Data records
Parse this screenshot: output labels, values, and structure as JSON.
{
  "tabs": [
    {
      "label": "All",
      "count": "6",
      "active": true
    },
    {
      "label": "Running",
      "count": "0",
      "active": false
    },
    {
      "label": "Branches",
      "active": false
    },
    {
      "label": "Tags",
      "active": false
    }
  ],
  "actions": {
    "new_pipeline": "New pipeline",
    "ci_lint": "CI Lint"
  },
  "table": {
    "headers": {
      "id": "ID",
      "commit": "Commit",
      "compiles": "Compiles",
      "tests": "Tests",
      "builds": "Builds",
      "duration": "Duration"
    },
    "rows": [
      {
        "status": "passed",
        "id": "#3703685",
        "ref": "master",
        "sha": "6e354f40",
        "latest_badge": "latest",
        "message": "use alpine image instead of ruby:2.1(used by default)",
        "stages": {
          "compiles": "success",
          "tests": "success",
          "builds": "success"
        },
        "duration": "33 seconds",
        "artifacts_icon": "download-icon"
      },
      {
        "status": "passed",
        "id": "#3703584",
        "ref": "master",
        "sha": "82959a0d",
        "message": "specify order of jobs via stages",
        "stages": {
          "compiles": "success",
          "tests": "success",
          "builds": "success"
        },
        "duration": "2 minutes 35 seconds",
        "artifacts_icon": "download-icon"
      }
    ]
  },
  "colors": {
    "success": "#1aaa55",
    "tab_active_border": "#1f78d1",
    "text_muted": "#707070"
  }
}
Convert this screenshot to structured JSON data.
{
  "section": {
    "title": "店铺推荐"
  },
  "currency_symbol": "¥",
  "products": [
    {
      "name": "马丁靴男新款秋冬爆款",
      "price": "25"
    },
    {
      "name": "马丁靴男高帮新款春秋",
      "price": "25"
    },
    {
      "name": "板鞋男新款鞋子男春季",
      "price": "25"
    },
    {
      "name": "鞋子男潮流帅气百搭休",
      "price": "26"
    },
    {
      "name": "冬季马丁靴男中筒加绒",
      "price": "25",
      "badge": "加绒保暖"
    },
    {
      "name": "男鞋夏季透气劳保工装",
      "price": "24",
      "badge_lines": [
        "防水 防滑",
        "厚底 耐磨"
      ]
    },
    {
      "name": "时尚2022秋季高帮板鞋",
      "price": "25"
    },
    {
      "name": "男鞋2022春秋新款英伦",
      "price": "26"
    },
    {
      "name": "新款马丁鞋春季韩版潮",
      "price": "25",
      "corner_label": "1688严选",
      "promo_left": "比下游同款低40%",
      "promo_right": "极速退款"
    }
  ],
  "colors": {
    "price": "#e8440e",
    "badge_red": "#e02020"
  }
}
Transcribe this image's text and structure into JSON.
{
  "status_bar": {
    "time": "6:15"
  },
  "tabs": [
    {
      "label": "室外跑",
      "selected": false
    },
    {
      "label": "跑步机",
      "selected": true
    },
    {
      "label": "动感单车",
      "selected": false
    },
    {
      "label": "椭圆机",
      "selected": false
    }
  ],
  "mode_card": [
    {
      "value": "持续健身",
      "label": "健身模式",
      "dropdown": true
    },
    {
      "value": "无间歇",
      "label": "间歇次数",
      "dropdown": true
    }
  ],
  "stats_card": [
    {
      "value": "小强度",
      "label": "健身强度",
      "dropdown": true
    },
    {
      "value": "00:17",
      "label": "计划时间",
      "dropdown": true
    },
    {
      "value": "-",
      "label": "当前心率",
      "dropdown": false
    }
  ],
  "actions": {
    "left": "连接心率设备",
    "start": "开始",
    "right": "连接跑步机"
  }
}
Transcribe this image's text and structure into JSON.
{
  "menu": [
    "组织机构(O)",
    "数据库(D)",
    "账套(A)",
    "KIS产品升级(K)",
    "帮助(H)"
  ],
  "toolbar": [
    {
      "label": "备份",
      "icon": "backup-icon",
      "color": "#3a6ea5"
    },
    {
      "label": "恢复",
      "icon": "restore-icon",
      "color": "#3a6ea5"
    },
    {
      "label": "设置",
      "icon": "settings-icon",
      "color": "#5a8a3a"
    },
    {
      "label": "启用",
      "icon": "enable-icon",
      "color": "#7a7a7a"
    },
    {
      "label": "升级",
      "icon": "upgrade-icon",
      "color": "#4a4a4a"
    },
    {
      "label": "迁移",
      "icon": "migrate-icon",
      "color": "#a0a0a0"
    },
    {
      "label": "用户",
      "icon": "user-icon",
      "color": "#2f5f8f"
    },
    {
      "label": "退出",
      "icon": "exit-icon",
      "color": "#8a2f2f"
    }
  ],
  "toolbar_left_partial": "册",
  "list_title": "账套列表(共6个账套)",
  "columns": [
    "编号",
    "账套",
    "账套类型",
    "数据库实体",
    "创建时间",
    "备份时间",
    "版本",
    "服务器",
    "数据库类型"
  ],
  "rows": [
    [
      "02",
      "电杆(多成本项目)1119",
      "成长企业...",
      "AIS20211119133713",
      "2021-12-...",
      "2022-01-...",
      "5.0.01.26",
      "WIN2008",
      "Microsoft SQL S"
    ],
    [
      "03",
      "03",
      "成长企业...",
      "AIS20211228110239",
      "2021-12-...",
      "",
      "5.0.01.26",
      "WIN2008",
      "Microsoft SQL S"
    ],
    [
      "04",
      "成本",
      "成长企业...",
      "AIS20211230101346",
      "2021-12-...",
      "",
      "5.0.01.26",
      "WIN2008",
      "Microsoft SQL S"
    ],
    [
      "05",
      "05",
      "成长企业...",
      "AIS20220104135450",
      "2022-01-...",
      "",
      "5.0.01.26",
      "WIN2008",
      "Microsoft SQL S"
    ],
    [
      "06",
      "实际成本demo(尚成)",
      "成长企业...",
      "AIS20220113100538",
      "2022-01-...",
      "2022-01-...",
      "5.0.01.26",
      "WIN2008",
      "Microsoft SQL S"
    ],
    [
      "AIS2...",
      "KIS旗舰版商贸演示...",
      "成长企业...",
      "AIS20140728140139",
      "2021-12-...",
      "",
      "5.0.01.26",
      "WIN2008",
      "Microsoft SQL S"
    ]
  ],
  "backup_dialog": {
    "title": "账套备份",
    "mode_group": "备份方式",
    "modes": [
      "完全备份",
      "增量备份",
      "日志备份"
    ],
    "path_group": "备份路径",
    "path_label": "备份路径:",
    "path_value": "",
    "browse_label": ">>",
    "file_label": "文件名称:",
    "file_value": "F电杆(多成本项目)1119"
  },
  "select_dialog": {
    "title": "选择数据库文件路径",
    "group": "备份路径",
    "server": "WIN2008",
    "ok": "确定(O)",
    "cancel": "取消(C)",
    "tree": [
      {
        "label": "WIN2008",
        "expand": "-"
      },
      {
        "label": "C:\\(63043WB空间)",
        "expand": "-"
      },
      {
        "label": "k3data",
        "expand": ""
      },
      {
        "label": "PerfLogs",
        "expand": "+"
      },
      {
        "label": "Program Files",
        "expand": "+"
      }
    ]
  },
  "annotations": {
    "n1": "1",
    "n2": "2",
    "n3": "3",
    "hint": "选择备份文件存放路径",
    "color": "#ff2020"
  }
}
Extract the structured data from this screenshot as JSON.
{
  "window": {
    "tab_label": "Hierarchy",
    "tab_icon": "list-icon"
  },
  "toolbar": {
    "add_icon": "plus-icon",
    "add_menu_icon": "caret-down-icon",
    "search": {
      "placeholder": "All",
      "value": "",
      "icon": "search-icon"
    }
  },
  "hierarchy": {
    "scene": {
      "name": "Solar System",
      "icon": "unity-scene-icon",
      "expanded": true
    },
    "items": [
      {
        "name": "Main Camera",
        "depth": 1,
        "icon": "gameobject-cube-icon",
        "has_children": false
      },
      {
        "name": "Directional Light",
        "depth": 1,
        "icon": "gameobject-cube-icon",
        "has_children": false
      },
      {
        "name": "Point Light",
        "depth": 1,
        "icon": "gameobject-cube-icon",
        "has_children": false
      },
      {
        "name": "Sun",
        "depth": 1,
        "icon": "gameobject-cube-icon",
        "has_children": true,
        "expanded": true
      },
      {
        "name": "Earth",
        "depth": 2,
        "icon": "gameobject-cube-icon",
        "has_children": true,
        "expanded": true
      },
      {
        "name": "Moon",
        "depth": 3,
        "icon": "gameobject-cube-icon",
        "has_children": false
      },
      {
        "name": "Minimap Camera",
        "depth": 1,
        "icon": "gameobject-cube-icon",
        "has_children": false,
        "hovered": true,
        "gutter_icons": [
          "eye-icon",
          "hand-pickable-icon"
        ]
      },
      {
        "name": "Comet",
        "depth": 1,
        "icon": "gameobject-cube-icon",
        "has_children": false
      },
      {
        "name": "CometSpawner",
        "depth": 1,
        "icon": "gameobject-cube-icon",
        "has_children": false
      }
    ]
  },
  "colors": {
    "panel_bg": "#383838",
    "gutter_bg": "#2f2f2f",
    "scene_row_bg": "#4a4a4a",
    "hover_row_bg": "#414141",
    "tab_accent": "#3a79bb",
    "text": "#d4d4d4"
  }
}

Your goal =>
From the records above, pull out every line containing the word "structured".

Reply to the exercise =>
Convert this screenshot to structured JSON data.
Extract the structured data from this screenshot as JSON.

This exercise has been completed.